**To be done**. Reproduce only the lines that run from the line with "Convert this document image to plain text." to the last line of the material, both ends included, exactly as they appear.

**The records**.
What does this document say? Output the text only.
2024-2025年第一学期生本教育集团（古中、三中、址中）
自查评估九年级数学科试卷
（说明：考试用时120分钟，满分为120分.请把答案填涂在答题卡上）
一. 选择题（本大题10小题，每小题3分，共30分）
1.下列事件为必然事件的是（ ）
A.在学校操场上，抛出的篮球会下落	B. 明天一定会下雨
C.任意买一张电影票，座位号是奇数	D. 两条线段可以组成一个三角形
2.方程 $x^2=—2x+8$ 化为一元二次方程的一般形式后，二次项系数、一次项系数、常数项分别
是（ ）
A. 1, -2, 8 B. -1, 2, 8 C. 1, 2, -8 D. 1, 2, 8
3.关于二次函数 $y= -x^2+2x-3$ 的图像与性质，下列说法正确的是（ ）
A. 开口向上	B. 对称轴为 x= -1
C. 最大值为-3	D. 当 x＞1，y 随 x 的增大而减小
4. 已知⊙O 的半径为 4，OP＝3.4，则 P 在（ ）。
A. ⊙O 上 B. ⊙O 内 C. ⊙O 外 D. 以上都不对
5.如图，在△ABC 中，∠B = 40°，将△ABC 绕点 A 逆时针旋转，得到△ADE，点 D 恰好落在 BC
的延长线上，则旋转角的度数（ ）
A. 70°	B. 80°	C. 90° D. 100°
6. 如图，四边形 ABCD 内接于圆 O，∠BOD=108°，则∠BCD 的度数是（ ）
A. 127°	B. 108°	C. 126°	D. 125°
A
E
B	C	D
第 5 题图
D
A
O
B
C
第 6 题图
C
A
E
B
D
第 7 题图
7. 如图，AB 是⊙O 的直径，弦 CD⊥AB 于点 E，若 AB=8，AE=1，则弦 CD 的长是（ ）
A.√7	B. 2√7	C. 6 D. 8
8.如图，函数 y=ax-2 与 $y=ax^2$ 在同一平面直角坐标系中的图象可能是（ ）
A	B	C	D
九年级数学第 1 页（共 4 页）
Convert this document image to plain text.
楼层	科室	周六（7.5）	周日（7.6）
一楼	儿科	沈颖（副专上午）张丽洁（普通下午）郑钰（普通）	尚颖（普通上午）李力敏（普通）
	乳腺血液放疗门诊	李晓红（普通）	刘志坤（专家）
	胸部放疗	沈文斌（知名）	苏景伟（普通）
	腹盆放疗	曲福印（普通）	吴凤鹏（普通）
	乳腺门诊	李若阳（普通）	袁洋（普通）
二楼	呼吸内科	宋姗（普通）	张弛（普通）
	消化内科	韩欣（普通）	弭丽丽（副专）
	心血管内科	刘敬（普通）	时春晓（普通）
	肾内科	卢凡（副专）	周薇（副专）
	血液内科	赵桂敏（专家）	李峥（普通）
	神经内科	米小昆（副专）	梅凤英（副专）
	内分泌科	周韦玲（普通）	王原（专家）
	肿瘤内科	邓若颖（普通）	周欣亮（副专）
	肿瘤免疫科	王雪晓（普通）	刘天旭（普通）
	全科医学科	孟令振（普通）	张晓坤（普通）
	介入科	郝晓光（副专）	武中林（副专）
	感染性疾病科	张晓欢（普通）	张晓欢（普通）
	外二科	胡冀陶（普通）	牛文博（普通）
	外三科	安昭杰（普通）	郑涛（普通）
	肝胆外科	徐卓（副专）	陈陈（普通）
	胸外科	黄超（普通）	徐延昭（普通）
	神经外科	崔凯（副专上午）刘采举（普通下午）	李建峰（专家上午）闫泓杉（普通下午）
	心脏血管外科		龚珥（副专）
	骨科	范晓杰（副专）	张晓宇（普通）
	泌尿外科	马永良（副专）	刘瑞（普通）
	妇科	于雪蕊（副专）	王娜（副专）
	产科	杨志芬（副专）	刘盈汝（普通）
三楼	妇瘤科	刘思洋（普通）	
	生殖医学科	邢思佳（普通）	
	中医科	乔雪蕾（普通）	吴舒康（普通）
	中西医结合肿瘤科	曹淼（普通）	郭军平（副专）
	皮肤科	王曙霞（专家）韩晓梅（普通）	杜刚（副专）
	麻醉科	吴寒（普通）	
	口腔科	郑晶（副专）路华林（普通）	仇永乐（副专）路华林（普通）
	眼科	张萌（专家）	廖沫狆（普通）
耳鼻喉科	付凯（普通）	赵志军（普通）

**Exercise answer**.
Convert this document image to plain text.
楼层	科室	周六（7.5）	周日（7.6）
一楼	儿科	沈颖（副专上午）张丽洁（普通下午）郑钰（普通）	尚颖（普通上午）李力敏（普通）
	乳腺血液放疗门诊	李晓红（普通）	刘志坤（专家）
	胸部放疗	沈文斌（知名）	苏景伟（普通）
	腹盆放疗	曲福印（普通）	吴凤鹏（普通）
	乳腺门诊	李若阳（普通）	袁洋（普通）
二楼	呼吸内科	宋姗（普通）	张弛（普通）
	消化内科	韩欣（普通）	弭丽丽（副专）
	心血管内科	刘敬（普通）	时春晓（普通）
	肾内科	卢凡（副专）	周薇（副专）
	血液内科	赵桂敏（专家）	李峥（普通）
	神经内科	米小昆（副专）	梅凤英（副专）
	内分泌科	周韦玲（普通）	王原（专家）
	肿瘤内科	邓若颖（普通）	周欣亮（副专）
	肿瘤免疫科	王雪晓（普通）	刘天旭（普通）
	全科医学科	孟令振（普通）	张晓坤（普通）
	介入科	郝晓光（副专）	武中林（副专）
	感染性疾病科	张晓欢（普通）	张晓欢（普通）
	外二科	胡冀陶（普通）	牛文博（普通）
	外三科	安昭杰（普通）	郑涛（普通）
	肝胆外科	徐卓（副专）	陈陈（普通）
	胸外科	黄超（普通）	徐延昭（普通）
	神经外科	崔凯（副专上午）刘采举（普通下午）	李建峰（专家上午）闫泓杉（普通下午）
	心脏血管外科		龚珥（副专）
	骨科	范晓杰（副专）	张晓宇（普通）
	泌尿外科	马永良（副专）	刘瑞（普通）
	妇科	于雪蕊（副专）	王娜（副专）
	产科	杨志芬（副专）	刘盈汝（普通）
三楼	妇瘤科	刘思洋（普通）	
	生殖医学科	邢思佳（普通）	
	中医科	乔雪蕾（普通）	吴舒康（普通）
	中西医结合肿瘤科	曹淼（普通）	郭军平（副专）
	皮肤科	王曙霞（专家）韩晓梅（普通）	杜刚（副专）
	麻醉科	吴寒（普通）	
	口腔科	郑晶（副专）路华林（普通）	仇永乐（副专）路华林（普通）
	眼科	张萌（专家）	廖沫狆（普通）
耳鼻喉科	付凯（普通）	赵志军（普通）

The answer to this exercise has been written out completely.